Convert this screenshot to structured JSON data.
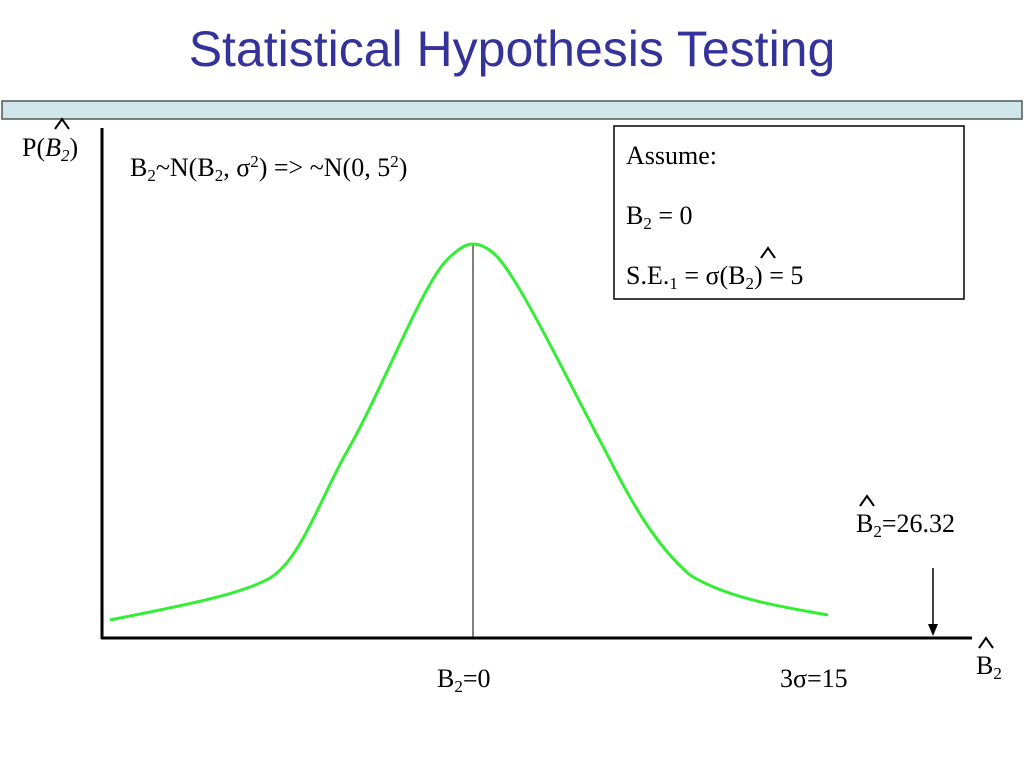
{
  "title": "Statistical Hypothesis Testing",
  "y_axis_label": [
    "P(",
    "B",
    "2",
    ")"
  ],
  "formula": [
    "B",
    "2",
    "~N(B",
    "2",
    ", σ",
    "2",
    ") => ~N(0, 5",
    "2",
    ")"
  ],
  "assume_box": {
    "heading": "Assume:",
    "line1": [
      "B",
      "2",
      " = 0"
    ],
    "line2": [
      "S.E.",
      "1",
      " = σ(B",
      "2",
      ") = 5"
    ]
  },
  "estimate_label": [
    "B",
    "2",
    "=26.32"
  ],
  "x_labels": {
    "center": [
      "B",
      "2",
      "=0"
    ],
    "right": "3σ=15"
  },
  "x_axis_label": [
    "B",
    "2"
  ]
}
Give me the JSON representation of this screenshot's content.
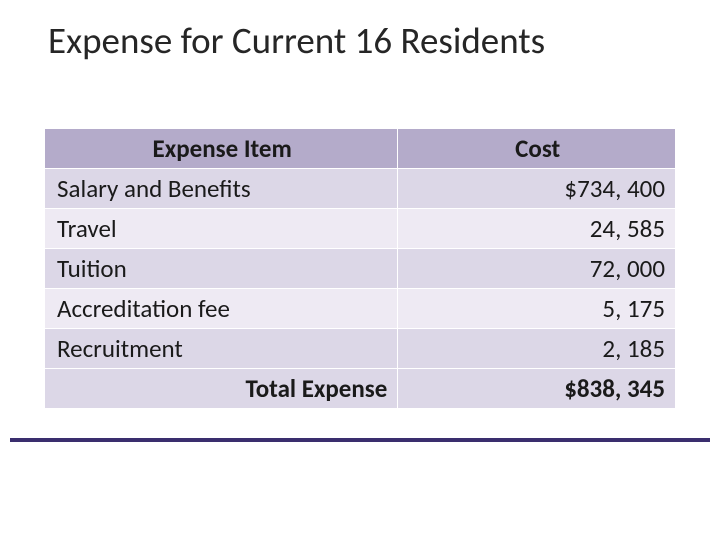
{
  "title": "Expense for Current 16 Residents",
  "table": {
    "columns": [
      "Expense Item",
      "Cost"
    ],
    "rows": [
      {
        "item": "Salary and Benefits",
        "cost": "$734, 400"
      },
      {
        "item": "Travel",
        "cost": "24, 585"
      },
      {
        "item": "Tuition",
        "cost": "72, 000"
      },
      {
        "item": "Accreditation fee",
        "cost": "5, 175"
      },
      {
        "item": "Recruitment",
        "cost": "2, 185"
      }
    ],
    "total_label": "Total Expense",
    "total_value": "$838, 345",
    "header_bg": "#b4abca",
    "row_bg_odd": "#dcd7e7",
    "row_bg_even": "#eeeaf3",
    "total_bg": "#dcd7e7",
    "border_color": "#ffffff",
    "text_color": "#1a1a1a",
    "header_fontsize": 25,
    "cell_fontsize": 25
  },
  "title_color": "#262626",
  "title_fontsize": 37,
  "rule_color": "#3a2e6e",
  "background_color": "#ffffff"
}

### Problem to work on:
Within the listing above, copy each line that has the string "this".

### Task output:
Convert this screenshot to structured JSON data.
Give me the JSON representation of this screenshot's content.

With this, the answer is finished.